- [EXERCISE BRIEF]
Return the entries below verbatim. Pictures stay out.

- [Items from a dataset]
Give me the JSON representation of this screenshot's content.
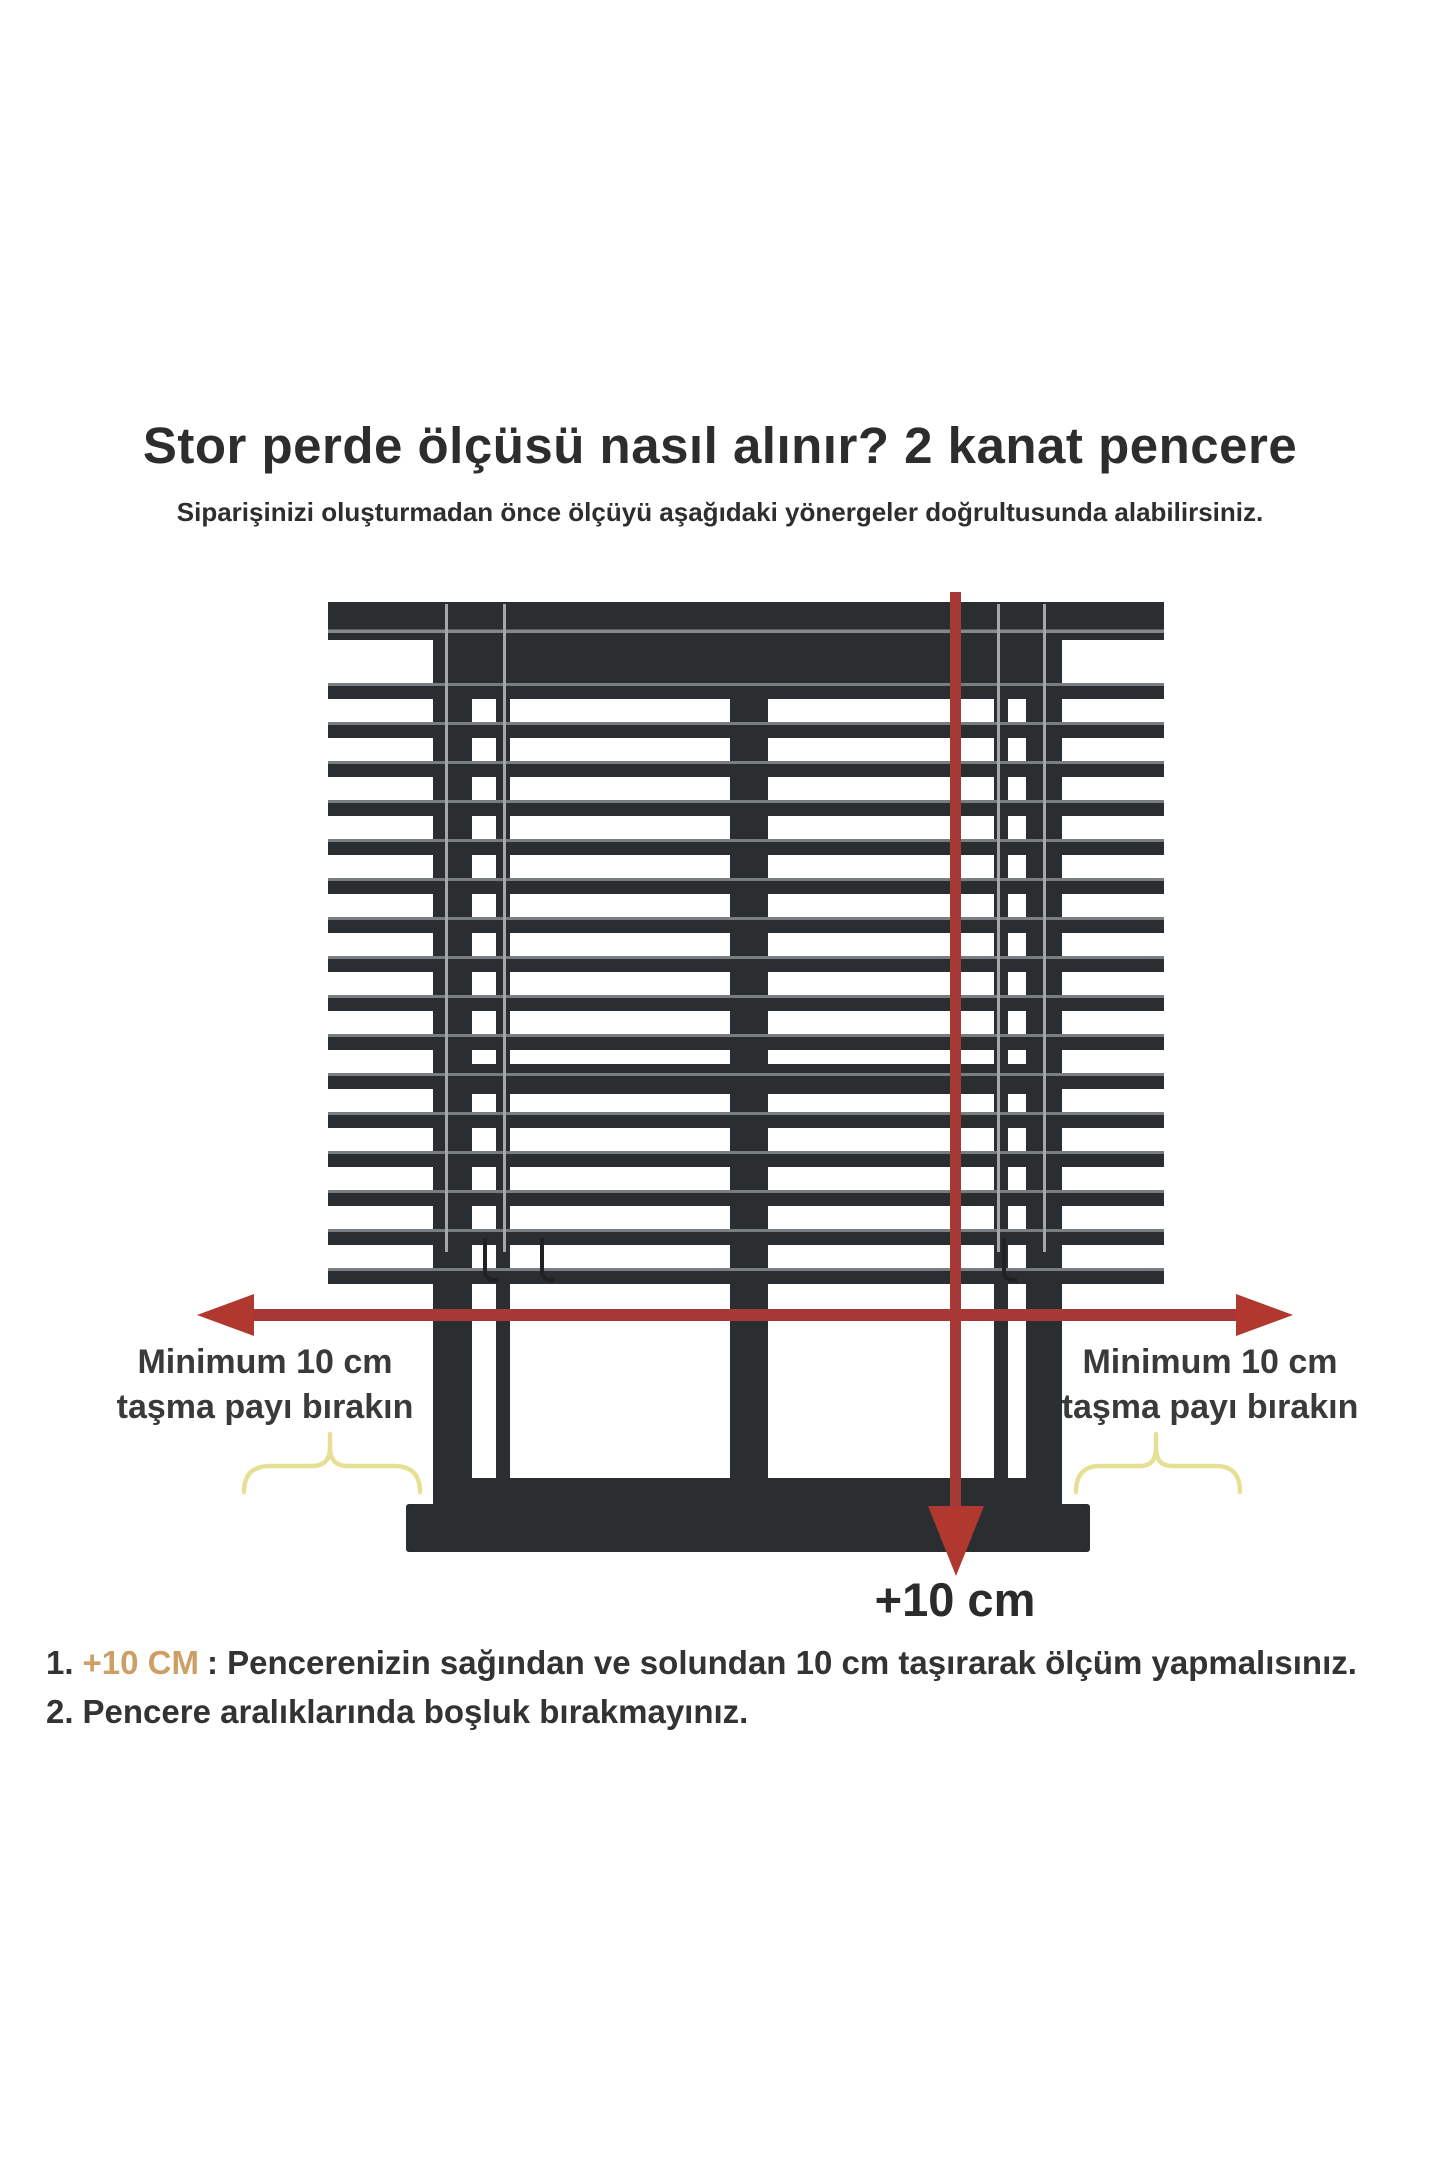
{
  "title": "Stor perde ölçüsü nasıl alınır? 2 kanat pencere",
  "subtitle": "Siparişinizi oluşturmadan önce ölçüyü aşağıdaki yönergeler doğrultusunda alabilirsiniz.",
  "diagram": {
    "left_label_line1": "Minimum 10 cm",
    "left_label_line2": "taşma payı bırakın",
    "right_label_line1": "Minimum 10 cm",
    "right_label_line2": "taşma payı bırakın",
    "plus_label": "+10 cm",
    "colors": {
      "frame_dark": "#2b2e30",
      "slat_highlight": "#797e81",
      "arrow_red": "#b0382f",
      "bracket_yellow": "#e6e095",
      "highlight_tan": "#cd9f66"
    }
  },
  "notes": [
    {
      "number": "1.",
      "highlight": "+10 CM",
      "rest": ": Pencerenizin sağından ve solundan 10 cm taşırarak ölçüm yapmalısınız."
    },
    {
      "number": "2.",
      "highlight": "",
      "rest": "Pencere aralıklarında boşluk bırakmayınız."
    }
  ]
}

- [RESULT OF THE EXERCISE]
Give me the JSON representation of this screenshot's content.
{
  "title": "Stor perde ölçüsü nasıl alınır? 2 kanat pencere",
  "subtitle": "Siparişinizi oluşturmadan önce ölçüyü aşağıdaki yönergeler doğrultusunda alabilirsiniz.",
  "diagram": {
    "left_label_line1": "Minimum 10 cm",
    "left_label_line2": "taşma payı bırakın",
    "right_label_line1": "Minimum 10 cm",
    "right_label_line2": "taşma payı bırakın",
    "plus_label": "+10 cm",
    "colors": {
      "frame_dark": "#2b2e30",
      "slat_highlight": "#797e81",
      "arrow_red": "#b0382f",
      "bracket_yellow": "#e6e095",
      "highlight_tan": "#cd9f66"
    }
  },
  "notes": [
    {
      "number": "1.",
      "highlight": "+10 CM",
      "rest": ": Pencerenizin sağından ve solundan 10 cm taşırarak ölçüm yapmalısınız."
    },
    {
      "number": "2.",
      "highlight": "",
      "rest": "Pencere aralıklarında boşluk bırakmayınız."
    }
  ]
}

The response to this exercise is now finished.